**Rows**
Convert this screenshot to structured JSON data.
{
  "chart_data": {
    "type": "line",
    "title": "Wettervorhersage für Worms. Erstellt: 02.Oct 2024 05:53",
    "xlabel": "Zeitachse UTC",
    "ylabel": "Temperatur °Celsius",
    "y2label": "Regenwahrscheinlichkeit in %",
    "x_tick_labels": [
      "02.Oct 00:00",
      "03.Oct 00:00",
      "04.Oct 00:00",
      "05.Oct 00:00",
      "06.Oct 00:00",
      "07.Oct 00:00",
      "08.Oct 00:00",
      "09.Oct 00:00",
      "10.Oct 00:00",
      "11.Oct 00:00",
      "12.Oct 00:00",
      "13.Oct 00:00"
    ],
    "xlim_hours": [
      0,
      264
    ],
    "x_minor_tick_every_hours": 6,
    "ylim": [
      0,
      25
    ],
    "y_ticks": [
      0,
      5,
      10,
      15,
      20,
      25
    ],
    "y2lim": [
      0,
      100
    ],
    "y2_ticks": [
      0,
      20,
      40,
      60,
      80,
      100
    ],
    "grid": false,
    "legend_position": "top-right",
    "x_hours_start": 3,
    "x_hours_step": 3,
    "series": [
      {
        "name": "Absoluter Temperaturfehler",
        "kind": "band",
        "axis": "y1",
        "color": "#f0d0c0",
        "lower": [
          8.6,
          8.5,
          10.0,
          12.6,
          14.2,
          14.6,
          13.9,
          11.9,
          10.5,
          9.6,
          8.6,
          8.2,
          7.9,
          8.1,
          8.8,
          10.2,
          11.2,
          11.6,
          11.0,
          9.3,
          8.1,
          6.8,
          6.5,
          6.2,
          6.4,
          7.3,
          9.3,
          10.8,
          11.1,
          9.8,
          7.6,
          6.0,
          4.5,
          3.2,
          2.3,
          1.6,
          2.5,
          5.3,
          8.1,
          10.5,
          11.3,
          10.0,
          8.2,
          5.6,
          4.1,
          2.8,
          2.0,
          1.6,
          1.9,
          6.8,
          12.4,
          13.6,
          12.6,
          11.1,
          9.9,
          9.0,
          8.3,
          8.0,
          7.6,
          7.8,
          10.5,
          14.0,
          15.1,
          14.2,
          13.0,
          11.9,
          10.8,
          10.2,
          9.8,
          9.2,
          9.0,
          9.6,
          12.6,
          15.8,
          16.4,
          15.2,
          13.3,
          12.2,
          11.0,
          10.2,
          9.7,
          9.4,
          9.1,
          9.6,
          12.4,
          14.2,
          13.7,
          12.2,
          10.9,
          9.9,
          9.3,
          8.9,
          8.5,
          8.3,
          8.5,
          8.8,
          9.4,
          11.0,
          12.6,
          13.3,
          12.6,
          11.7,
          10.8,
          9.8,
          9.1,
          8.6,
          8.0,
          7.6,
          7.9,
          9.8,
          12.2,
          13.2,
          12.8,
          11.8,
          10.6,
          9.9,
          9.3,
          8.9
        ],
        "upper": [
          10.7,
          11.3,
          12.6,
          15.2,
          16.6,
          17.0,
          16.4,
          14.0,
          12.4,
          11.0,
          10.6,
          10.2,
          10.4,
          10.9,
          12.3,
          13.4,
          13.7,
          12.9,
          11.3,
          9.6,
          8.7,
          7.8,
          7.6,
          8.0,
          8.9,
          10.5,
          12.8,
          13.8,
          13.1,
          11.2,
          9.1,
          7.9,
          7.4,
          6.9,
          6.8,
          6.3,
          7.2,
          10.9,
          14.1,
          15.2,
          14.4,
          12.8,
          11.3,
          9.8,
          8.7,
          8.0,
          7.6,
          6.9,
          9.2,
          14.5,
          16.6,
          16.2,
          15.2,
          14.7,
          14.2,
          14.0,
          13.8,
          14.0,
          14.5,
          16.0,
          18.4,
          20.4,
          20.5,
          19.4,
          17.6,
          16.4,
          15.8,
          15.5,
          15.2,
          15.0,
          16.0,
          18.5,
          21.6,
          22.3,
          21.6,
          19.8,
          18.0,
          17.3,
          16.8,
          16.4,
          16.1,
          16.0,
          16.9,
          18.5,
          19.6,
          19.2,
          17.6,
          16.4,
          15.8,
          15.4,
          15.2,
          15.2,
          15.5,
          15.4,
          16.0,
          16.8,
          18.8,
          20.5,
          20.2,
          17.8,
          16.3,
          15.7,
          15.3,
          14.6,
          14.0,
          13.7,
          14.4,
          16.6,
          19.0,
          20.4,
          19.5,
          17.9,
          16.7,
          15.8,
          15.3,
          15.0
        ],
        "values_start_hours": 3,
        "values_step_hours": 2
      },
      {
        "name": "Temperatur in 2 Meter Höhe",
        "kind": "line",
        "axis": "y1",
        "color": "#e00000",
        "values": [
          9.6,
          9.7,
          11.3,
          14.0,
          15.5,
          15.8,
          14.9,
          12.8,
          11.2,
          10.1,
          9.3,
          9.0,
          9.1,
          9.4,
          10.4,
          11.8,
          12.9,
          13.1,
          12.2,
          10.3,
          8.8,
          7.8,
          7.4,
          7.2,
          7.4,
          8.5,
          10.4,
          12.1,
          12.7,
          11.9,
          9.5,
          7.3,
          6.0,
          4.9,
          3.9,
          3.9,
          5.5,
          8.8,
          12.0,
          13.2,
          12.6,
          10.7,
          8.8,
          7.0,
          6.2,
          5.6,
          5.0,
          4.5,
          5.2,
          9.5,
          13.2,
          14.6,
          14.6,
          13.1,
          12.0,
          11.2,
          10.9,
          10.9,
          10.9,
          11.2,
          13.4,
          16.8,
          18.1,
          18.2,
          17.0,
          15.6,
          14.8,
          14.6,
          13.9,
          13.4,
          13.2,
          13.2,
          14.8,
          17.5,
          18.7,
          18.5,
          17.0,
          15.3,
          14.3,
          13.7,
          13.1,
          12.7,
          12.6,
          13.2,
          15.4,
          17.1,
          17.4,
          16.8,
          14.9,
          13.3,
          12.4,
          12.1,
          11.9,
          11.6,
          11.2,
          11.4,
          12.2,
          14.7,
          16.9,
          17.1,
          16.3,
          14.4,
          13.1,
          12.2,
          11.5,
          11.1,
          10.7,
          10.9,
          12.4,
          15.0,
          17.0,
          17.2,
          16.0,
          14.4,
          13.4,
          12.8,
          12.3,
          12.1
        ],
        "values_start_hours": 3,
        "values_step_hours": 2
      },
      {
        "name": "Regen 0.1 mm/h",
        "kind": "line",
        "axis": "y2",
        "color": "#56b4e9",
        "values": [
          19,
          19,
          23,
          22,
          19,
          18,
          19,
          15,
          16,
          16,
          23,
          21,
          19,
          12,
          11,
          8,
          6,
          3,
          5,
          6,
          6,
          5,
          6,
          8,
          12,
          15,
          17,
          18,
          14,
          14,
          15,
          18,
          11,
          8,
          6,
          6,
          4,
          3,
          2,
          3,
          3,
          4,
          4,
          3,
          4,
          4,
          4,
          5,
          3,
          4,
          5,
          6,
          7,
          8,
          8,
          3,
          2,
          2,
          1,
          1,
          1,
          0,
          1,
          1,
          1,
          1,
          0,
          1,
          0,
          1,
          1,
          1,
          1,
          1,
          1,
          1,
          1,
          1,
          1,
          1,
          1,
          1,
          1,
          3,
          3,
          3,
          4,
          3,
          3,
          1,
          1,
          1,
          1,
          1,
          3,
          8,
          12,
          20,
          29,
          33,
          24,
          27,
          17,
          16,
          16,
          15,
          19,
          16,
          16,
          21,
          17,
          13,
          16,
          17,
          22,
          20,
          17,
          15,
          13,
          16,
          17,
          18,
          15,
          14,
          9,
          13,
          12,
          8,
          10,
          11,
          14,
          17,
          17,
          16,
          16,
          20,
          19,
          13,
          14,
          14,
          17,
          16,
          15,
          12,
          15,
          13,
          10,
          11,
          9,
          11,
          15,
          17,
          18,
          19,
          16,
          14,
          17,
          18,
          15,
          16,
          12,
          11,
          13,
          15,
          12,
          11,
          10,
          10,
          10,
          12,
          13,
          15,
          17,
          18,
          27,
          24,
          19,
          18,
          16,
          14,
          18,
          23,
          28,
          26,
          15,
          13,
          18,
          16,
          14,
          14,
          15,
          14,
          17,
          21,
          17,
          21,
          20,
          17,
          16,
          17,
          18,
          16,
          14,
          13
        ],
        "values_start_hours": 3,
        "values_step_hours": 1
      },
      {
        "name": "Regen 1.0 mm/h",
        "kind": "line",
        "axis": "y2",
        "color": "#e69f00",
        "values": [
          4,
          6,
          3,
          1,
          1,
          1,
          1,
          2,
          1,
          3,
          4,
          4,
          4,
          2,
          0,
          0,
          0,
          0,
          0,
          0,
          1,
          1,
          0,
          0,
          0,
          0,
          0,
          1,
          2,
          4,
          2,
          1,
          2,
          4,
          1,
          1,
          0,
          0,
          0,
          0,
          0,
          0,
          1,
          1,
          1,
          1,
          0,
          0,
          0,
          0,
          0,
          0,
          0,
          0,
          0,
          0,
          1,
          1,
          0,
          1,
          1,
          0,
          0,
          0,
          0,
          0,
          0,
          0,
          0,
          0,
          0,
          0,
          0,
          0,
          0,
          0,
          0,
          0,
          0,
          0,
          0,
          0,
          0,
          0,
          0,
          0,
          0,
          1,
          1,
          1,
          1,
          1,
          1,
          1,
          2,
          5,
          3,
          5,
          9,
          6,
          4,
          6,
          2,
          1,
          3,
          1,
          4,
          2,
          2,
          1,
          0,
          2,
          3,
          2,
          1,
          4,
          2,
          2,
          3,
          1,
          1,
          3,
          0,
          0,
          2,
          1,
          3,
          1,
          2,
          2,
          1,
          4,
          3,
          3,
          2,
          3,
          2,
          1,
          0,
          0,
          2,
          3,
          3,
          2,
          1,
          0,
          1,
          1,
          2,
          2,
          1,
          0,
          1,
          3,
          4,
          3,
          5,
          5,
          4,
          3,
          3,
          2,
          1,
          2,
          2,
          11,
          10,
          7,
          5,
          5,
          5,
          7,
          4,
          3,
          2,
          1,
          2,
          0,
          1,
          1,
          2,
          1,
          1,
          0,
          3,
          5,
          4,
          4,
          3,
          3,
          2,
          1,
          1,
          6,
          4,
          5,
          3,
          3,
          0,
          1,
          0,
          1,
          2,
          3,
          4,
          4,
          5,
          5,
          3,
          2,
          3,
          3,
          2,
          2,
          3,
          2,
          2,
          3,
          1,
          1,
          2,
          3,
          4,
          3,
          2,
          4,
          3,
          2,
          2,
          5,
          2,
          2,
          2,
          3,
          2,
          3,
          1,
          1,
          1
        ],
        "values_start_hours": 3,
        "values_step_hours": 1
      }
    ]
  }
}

**Challenge**
Across the entries above, how many lines contain "name"? Provide only the count.

**Task response**
4